**SOURCE RECORDS**.

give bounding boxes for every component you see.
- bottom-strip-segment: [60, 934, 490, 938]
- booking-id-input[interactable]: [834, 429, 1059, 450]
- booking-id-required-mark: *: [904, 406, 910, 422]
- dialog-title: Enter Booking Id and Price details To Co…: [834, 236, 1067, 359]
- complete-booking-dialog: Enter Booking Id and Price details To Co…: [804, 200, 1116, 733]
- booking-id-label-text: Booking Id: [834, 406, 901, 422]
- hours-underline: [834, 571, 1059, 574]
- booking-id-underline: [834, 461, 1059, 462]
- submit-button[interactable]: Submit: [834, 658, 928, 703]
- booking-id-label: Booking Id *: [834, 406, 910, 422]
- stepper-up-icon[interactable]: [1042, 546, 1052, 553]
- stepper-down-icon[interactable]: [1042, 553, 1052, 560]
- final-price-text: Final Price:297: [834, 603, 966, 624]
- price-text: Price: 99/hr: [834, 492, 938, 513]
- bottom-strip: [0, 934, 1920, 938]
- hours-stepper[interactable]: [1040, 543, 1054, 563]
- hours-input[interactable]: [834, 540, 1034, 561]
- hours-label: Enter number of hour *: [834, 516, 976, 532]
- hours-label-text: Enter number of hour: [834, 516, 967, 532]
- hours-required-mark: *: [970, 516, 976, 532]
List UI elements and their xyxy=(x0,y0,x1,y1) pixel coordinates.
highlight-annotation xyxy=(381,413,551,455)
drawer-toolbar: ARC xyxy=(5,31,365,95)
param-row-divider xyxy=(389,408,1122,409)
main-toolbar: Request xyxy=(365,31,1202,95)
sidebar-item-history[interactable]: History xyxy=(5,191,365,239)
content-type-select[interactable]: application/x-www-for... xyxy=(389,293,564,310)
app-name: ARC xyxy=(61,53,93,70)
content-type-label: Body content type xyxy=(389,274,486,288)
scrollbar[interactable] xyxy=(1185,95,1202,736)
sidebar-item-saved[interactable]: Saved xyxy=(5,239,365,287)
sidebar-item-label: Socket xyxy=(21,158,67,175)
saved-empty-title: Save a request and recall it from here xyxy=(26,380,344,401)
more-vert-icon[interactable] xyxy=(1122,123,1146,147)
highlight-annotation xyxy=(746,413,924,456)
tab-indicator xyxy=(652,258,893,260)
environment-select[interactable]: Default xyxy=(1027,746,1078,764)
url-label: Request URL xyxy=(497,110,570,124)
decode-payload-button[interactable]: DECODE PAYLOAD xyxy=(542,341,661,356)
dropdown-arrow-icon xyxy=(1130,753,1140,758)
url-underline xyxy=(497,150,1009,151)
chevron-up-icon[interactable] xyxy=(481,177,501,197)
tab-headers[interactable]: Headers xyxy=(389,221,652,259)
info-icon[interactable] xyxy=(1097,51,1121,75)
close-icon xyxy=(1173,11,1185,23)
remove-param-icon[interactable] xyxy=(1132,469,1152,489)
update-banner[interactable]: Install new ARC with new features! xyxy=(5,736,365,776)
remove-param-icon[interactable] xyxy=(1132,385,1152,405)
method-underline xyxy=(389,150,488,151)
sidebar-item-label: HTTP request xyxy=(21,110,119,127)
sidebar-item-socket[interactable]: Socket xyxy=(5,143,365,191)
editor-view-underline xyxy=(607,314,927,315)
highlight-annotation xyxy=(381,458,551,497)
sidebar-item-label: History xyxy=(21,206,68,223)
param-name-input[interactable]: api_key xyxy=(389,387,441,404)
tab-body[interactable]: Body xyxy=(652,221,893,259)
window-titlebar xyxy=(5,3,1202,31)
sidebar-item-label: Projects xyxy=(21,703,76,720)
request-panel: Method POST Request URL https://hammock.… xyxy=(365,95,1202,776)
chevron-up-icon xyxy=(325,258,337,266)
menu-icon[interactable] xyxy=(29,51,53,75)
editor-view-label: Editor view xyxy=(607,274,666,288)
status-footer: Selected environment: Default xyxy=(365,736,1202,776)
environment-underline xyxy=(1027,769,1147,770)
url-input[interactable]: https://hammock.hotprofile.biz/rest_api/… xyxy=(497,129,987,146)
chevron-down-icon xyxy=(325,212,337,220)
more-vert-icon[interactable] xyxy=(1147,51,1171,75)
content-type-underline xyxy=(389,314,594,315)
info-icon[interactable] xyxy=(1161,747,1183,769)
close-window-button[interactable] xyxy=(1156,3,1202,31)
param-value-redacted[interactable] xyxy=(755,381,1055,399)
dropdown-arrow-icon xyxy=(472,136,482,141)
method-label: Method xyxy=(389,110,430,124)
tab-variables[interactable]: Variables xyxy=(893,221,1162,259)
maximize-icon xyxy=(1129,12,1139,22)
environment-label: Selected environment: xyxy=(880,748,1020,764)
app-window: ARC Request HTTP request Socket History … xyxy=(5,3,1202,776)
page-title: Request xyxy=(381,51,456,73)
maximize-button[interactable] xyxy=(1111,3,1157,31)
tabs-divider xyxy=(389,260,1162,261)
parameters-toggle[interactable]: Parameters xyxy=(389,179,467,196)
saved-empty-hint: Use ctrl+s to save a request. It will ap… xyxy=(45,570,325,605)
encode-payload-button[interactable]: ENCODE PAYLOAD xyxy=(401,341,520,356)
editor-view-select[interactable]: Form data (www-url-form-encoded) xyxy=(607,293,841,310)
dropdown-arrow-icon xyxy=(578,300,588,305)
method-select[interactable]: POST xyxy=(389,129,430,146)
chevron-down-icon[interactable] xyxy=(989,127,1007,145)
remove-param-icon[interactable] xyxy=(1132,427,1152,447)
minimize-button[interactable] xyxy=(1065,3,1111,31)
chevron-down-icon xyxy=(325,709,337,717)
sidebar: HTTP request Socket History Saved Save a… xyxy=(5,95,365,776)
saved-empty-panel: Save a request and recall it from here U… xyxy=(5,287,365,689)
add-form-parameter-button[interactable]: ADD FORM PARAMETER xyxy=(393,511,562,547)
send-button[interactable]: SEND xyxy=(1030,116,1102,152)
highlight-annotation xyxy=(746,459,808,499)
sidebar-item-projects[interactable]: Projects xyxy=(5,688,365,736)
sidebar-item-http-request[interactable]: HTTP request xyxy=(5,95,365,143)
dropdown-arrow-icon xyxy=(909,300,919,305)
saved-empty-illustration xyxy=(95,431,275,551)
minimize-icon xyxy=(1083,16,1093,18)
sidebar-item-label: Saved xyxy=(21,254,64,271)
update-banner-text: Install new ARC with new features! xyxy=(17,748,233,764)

**OBJECTIVE**. Retype every line of the listing above without any changes.

**RESPONSE FOR THIS EXERCISE**.
give bounding boxes for every component you see.
- bottom-strip-segment: [60, 934, 490, 938]
- booking-id-input[interactable]: [834, 429, 1059, 450]
- booking-id-required-mark: *: [904, 406, 910, 422]
- dialog-title: Enter Booking Id and Price details To Co…: [834, 236, 1067, 359]
- complete-booking-dialog: Enter Booking Id and Price details To Co…: [804, 200, 1116, 733]
- booking-id-label-text: Booking Id: [834, 406, 901, 422]
- hours-underline: [834, 571, 1059, 574]
- booking-id-underline: [834, 461, 1059, 462]
- submit-button[interactable]: Submit: [834, 658, 928, 703]
- booking-id-label: Booking Id *: [834, 406, 910, 422]
- stepper-up-icon[interactable]: [1042, 546, 1052, 553]
- stepper-down-icon[interactable]: [1042, 553, 1052, 560]
- final-price-text: Final Price:297: [834, 603, 966, 624]
- price-text: Price: 99/hr: [834, 492, 938, 513]
- bottom-strip: [0, 934, 1920, 938]
- hours-stepper[interactable]: [1040, 543, 1054, 563]
- hours-input[interactable]: [834, 540, 1034, 561]
- hours-label: Enter number of hour *: [834, 516, 976, 532]
- hours-label-text: Enter number of hour: [834, 516, 967, 532]
- hours-required-mark: *: [970, 516, 976, 532]
List UI elements and their xyxy=(x0,y0,x1,y1) pixel coordinates.
highlight-annotation xyxy=(381,413,551,455)
drawer-toolbar: ARC xyxy=(5,31,365,95)
param-row-divider xyxy=(389,408,1122,409)
main-toolbar: Request xyxy=(365,31,1202,95)
sidebar-item-history[interactable]: History xyxy=(5,191,365,239)
content-type-select[interactable]: application/x-www-for... xyxy=(389,293,564,310)
app-name: ARC xyxy=(61,53,93,70)
content-type-label: Body content type xyxy=(389,274,486,288)
scrollbar[interactable] xyxy=(1185,95,1202,736)
sidebar-item-saved[interactable]: Saved xyxy=(5,239,365,287)
sidebar-item-label: Socket xyxy=(21,158,67,175)
saved-empty-title: Save a request and recall it from here xyxy=(26,380,344,401)
more-vert-icon[interactable] xyxy=(1122,123,1146,147)
highlight-annotation xyxy=(746,413,924,456)
tab-indicator xyxy=(652,258,893,260)
environment-select[interactable]: Default xyxy=(1027,746,1078,764)
url-label: Request URL xyxy=(497,110,570,124)
decode-payload-button[interactable]: DECODE PAYLOAD xyxy=(542,341,661,356)
dropdown-arrow-icon xyxy=(1130,753,1140,758)
url-underline xyxy=(497,150,1009,151)
chevron-up-icon[interactable] xyxy=(481,177,501,197)
tab-headers[interactable]: Headers xyxy=(389,221,652,259)
info-icon[interactable] xyxy=(1097,51,1121,75)
close-icon xyxy=(1173,11,1185,23)
remove-param-icon[interactable] xyxy=(1132,469,1152,489)
update-banner[interactable]: Install new ARC with new features! xyxy=(5,736,365,776)
remove-param-icon[interactable] xyxy=(1132,385,1152,405)
method-underline xyxy=(389,150,488,151)
sidebar-item-label: HTTP request xyxy=(21,110,119,127)
sidebar-item-socket[interactable]: Socket xyxy=(5,143,365,191)
editor-view-underline xyxy=(607,314,927,315)
highlight-annotation xyxy=(381,458,551,497)
sidebar-item-label: History xyxy=(21,206,68,223)
param-name-input[interactable]: api_key xyxy=(389,387,441,404)
tab-body[interactable]: Body xyxy=(652,221,893,259)
window-titlebar xyxy=(5,3,1202,31)
sidebar-item-label: Projects xyxy=(21,703,76,720)
request-panel: Method POST Request URL https://hammock.… xyxy=(365,95,1202,776)
chevron-up-icon xyxy=(325,258,337,266)
menu-icon[interactable] xyxy=(29,51,53,75)
editor-view-label: Editor view xyxy=(607,274,666,288)
status-footer: Selected environment: Default xyxy=(365,736,1202,776)
environment-underline xyxy=(1027,769,1147,770)
url-input[interactable]: https://hammock.hotprofile.biz/rest_api/… xyxy=(497,129,987,146)
chevron-down-icon xyxy=(325,212,337,220)
more-vert-icon[interactable] xyxy=(1147,51,1171,75)
content-type-underline xyxy=(389,314,594,315)
info-icon[interactable] xyxy=(1161,747,1183,769)
close-window-button[interactable] xyxy=(1156,3,1202,31)
param-value-redacted[interactable] xyxy=(755,381,1055,399)
dropdown-arrow-icon xyxy=(472,136,482,141)
method-label: Method xyxy=(389,110,430,124)
tab-variables[interactable]: Variables xyxy=(893,221,1162,259)
maximize-icon xyxy=(1129,12,1139,22)
environment-label: Selected environment: xyxy=(880,748,1020,764)
app-window: ARC Request HTTP request Socket History … xyxy=(5,3,1202,776)
page-title: Request xyxy=(381,51,456,73)
maximize-button[interactable] xyxy=(1111,3,1157,31)
tabs-divider xyxy=(389,260,1162,261)
parameters-toggle[interactable]: Parameters xyxy=(389,179,467,196)
saved-empty-hint: Use ctrl+s to save a request. It will ap… xyxy=(45,570,325,605)
encode-payload-button[interactable]: ENCODE PAYLOAD xyxy=(401,341,520,356)
editor-view-select[interactable]: Form data (www-url-form-encoded) xyxy=(607,293,841,310)
dropdown-arrow-icon xyxy=(578,300,588,305)
method-select[interactable]: POST xyxy=(389,129,430,146)
chevron-down-icon[interactable] xyxy=(989,127,1007,145)
remove-param-icon[interactable] xyxy=(1132,427,1152,447)
minimize-button[interactable] xyxy=(1065,3,1111,31)
chevron-down-icon xyxy=(325,709,337,717)
sidebar: HTTP request Socket History Saved Save a… xyxy=(5,95,365,776)
saved-empty-panel: Save a request and recall it from here U… xyxy=(5,287,365,689)
add-form-parameter-button[interactable]: ADD FORM PARAMETER xyxy=(393,511,562,547)
send-button[interactable]: SEND xyxy=(1030,116,1102,152)
highlight-annotation xyxy=(746,459,808,499)
sidebar-item-projects[interactable]: Projects xyxy=(5,688,365,736)
sidebar-item-http-request[interactable]: HTTP request xyxy=(5,95,365,143)
dropdown-arrow-icon xyxy=(909,300,919,305)
saved-empty-illustration xyxy=(95,431,275,551)
minimize-icon xyxy=(1083,16,1093,18)
sidebar-item-label: Saved xyxy=(21,254,64,271)
update-banner-text: Install new ARC with new features! xyxy=(17,748,233,764)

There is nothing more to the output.